= What you should do =
Return all of the lines below exactly as they are.

= Items from a dataset =
──────
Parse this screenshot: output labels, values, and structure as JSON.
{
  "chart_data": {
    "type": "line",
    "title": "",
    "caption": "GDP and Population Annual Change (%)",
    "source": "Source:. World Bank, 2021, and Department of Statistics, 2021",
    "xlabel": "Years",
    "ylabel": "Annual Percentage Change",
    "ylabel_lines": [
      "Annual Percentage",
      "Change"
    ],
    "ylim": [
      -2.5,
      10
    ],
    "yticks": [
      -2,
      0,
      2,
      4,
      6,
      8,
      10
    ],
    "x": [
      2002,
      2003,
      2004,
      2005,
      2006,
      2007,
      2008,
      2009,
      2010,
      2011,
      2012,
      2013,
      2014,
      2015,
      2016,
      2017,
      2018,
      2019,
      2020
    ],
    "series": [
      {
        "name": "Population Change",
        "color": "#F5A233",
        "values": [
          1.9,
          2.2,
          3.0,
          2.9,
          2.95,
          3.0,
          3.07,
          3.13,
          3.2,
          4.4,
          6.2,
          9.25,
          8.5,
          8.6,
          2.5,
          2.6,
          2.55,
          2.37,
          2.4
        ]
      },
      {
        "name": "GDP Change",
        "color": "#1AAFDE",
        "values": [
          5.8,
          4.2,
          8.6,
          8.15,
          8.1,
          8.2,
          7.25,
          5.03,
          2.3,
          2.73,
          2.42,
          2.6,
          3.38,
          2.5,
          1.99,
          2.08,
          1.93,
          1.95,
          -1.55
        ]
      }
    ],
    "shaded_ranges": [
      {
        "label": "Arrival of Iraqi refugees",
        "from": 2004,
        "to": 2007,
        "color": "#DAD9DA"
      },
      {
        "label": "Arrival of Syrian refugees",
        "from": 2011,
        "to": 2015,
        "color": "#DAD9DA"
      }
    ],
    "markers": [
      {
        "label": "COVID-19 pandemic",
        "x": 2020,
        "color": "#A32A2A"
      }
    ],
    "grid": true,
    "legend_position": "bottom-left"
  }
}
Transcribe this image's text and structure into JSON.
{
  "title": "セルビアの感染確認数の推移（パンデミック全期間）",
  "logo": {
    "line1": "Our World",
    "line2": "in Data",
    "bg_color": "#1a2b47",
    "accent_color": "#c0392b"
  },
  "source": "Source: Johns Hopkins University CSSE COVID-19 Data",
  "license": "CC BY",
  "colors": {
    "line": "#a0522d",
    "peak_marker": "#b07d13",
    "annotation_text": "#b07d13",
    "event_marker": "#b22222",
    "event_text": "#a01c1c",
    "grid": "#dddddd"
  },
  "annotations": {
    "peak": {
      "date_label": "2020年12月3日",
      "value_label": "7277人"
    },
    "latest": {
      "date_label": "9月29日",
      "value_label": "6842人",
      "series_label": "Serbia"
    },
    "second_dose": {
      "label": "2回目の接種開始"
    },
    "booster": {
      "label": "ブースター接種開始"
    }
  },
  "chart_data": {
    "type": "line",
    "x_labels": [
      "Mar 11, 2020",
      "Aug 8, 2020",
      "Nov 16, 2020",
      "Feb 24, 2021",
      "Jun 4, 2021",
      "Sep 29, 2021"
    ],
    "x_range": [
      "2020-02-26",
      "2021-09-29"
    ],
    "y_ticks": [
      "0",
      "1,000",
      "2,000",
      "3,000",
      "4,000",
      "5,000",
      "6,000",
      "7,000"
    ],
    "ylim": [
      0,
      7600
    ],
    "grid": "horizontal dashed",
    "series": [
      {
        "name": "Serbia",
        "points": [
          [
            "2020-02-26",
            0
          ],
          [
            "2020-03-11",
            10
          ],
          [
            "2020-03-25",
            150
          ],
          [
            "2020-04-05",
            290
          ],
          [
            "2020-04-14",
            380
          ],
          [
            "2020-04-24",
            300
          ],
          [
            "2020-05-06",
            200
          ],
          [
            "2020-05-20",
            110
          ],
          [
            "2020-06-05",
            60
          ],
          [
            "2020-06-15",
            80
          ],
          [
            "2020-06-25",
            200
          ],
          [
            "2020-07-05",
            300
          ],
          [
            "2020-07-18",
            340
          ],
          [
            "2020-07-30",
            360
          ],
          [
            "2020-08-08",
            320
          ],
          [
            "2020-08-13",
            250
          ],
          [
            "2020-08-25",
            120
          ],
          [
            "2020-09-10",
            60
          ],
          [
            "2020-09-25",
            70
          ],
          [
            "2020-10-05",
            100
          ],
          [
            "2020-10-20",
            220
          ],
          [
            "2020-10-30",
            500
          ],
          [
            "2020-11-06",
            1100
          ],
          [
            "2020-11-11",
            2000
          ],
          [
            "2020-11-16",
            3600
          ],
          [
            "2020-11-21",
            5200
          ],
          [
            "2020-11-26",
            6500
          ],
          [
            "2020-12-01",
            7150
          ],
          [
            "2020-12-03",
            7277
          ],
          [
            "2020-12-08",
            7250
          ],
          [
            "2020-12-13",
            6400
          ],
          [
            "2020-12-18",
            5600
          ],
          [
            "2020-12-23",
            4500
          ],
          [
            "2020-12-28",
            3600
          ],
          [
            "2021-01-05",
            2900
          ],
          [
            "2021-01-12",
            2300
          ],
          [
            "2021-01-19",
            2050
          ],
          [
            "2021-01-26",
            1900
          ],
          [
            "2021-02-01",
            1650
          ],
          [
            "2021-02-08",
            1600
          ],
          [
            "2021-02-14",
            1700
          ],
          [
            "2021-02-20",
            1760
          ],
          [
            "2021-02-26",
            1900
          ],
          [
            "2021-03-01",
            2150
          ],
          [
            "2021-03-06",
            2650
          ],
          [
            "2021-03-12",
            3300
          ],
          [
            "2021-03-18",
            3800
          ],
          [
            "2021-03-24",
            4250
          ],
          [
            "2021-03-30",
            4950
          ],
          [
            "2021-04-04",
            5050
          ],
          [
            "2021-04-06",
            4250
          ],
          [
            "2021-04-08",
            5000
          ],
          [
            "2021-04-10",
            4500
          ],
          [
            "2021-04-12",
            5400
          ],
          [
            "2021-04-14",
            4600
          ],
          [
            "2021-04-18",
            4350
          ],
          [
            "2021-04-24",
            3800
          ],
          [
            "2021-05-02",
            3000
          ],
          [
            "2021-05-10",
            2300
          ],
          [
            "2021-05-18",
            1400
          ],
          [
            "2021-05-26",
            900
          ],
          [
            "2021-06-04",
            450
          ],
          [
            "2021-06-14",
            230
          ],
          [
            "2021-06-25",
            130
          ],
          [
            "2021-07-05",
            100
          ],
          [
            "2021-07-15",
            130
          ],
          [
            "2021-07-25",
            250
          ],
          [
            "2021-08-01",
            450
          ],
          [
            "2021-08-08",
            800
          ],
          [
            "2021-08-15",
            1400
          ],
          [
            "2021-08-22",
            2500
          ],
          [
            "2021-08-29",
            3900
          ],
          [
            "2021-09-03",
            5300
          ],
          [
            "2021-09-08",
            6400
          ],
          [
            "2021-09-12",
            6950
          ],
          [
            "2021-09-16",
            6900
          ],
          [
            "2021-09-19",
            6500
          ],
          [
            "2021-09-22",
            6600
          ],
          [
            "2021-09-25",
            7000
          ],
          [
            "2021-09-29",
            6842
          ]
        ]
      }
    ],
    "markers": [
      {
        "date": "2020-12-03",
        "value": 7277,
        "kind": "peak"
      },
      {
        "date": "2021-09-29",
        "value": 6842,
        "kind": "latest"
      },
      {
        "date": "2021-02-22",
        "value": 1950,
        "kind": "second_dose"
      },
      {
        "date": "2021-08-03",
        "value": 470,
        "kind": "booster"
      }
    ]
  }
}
──────
= Full answer =
Parse this screenshot: output labels, values, and structure as JSON.
{
  "chart_data": {
    "type": "line",
    "title": "",
    "caption": "GDP and Population Annual Change (%)",
    "source": "Source:. World Bank, 2021, and Department of Statistics, 2021",
    "xlabel": "Years",
    "ylabel": "Annual Percentage Change",
    "ylabel_lines": [
      "Annual Percentage",
      "Change"
    ],
    "ylim": [
      -2.5,
      10
    ],
    "yticks": [
      -2,
      0,
      2,
      4,
      6,
      8,
      10
    ],
    "x": [
      2002,
      2003,
      2004,
      2005,
      2006,
      2007,
      2008,
      2009,
      2010,
      2011,
      2012,
      2013,
      2014,
      2015,
      2016,
      2017,
      2018,
      2019,
      2020
    ],
    "series": [
      {
        "name": "Population Change",
        "color": "#F5A233",
        "values": [
          1.9,
          2.2,
          3.0,
          2.9,
          2.95,
          3.0,
          3.07,
          3.13,
          3.2,
          4.4,
          6.2,
          9.25,
          8.5,
          8.6,
          2.5,
          2.6,
          2.55,
          2.37,
          2.4
        ]
      },
      {
        "name": "GDP Change",
        "color": "#1AAFDE",
        "values": [
          5.8,
          4.2,
          8.6,
          8.15,
          8.1,
          8.2,
          7.25,
          5.03,
          2.3,
          2.73,
          2.42,
          2.6,
          3.38,
          2.5,
          1.99,
          2.08,
          1.93,
          1.95,
          -1.55
        ]
      }
    ],
    "shaded_ranges": [
      {
        "label": "Arrival of Iraqi refugees",
        "from": 2004,
        "to": 2007,
        "color": "#DAD9DA"
      },
      {
        "label": "Arrival of Syrian refugees",
        "from": 2011,
        "to": 2015,
        "color": "#DAD9DA"
      }
    ],
    "markers": [
      {
        "label": "COVID-19 pandemic",
        "x": 2020,
        "color": "#A32A2A"
      }
    ],
    "grid": true,
    "legend_position": "bottom-left"
  }
}
Transcribe this image's text and structure into JSON.
{
  "title": "セルビアの感染確認数の推移（パンデミック全期間）",
  "logo": {
    "line1": "Our World",
    "line2": "in Data",
    "bg_color": "#1a2b47",
    "accent_color": "#c0392b"
  },
  "source": "Source: Johns Hopkins University CSSE COVID-19 Data",
  "license": "CC BY",
  "colors": {
    "line": "#a0522d",
    "peak_marker": "#b07d13",
    "annotation_text": "#b07d13",
    "event_marker": "#b22222",
    "event_text": "#a01c1c",
    "grid": "#dddddd"
  },
  "annotations": {
    "peak": {
      "date_label": "2020年12月3日",
      "value_label": "7277人"
    },
    "latest": {
      "date_label": "9月29日",
      "value_label": "6842人",
      "series_label": "Serbia"
    },
    "second_dose": {
      "label": "2回目の接種開始"
    },
    "booster": {
      "label": "ブースター接種開始"
    }
  },
  "chart_data": {
    "type": "line",
    "x_labels": [
      "Mar 11, 2020",
      "Aug 8, 2020",
      "Nov 16, 2020",
      "Feb 24, 2021",
      "Jun 4, 2021",
      "Sep 29, 2021"
    ],
    "x_range": [
      "2020-02-26",
      "2021-09-29"
    ],
    "y_ticks": [
      "0",
      "1,000",
      "2,000",
      "3,000",
      "4,000",
      "5,000",
      "6,000",
      "7,000"
    ],
    "ylim": [
      0,
      7600
    ],
    "grid": "horizontal dashed",
    "series": [
      {
        "name": "Serbia",
        "points": [
          [
            "2020-02-26",
            0
          ],
          [
            "2020-03-11",
            10
          ],
          [
            "2020-03-25",
            150
          ],
          [
            "2020-04-05",
            290
          ],
          [
            "2020-04-14",
            380
          ],
          [
            "2020-04-24",
            300
          ],
          [
            "2020-05-06",
            200
          ],
          [
            "2020-05-20",
            110
          ],
          [
            "2020-06-05",
            60
          ],
          [
            "2020-06-15",
            80
          ],
          [
            "2020-06-25",
            200
          ],
          [
            "2020-07-05",
            300
          ],
          [
            "2020-07-18",
            340
          ],
          [
            "2020-07-30",
            360
          ],
          [
            "2020-08-08",
            320
          ],
          [
            "2020-08-13",
            250
          ],
          [
            "2020-08-25",
            120
          ],
          [
            "2020-09-10",
            60
          ],
          [
            "2020-09-25",
            70
          ],
          [
            "2020-10-05",
            100
          ],
          [
            "2020-10-20",
            220
          ],
          [
            "2020-10-30",
            500
          ],
          [
            "2020-11-06",
            1100
          ],
          [
            "2020-11-11",
            2000
          ],
          [
            "2020-11-16",
            3600
          ],
          [
            "2020-11-21",
            5200
          ],
          [
            "2020-11-26",
            6500
          ],
          [
            "2020-12-01",
            7150
          ],
          [
            "2020-12-03",
            7277
          ],
          [
            "2020-12-08",
            7250
          ],
          [
            "2020-12-13",
            6400
          ],
          [
            "2020-12-18",
            5600
          ],
          [
            "2020-12-23",
            4500
          ],
          [
            "2020-12-28",
            3600
          ],
          [
            "2021-01-05",
            2900
          ],
          [
            "2021-01-12",
            2300
          ],
          [
            "2021-01-19",
            2050
          ],
          [
            "2021-01-26",
            1900
          ],
          [
            "2021-02-01",
            1650
          ],
          [
            "2021-02-08",
            1600
          ],
          [
            "2021-02-14",
            1700
          ],
          [
            "2021-02-20",
            1760
          ],
          [
            "2021-02-26",
            1900
          ],
          [
            "2021-03-01",
            2150
          ],
          [
            "2021-03-06",
            2650
          ],
          [
            "2021-03-12",
            3300
          ],
          [
            "2021-03-18",
            3800
          ],
          [
            "2021-03-24",
            4250
          ],
          [
            "2021-03-30",
            4950
          ],
          [
            "2021-04-04",
            5050
          ],
          [
            "2021-04-06",
            4250
          ],
          [
            "2021-04-08",
            5000
          ],
          [
            "2021-04-10",
            4500
          ],
          [
            "2021-04-12",
            5400
          ],
          [
            "2021-04-14",
            4600
          ],
          [
            "2021-04-18",
            4350
          ],
          [
            "2021-04-24",
            3800
          ],
          [
            "2021-05-02",
            3000
          ],
          [
            "2021-05-10",
            2300
          ],
          [
            "2021-05-18",
            1400
          ],
          [
            "2021-05-26",
            900
          ],
          [
            "2021-06-04",
            450
          ],
          [
            "2021-06-14",
            230
          ],
          [
            "2021-06-25",
            130
          ],
          [
            "2021-07-05",
            100
          ],
          [
            "2021-07-15",
            130
          ],
          [
            "2021-07-25",
            250
          ],
          [
            "2021-08-01",
            450
          ],
          [
            "2021-08-08",
            800
          ],
          [
            "2021-08-15",
            1400
          ],
          [
            "2021-08-22",
            2500
          ],
          [
            "2021-08-29",
            3900
          ],
          [
            "2021-09-03",
            5300
          ],
          [
            "2021-09-08",
            6400
          ],
          [
            "2021-09-12",
            6950
          ],
          [
            "2021-09-16",
            6900
          ],
          [
            "2021-09-19",
            6500
          ],
          [
            "2021-09-22",
            6600
          ],
          [
            "2021-09-25",
            7000
          ],
          [
            "2021-09-29",
            6842
          ]
        ]
      }
    ],
    "markers": [
      {
        "date": "2020-12-03",
        "value": 7277,
        "kind": "peak"
      },
      {
        "date": "2021-09-29",
        "value": 6842,
        "kind": "latest"
      },
      {
        "date": "2021-02-22",
        "value": 1950,
        "kind": "second_dose"
      },
      {
        "date": "2021-08-03",
        "value": 470,
        "kind": "booster"
      }
    ]
  }
}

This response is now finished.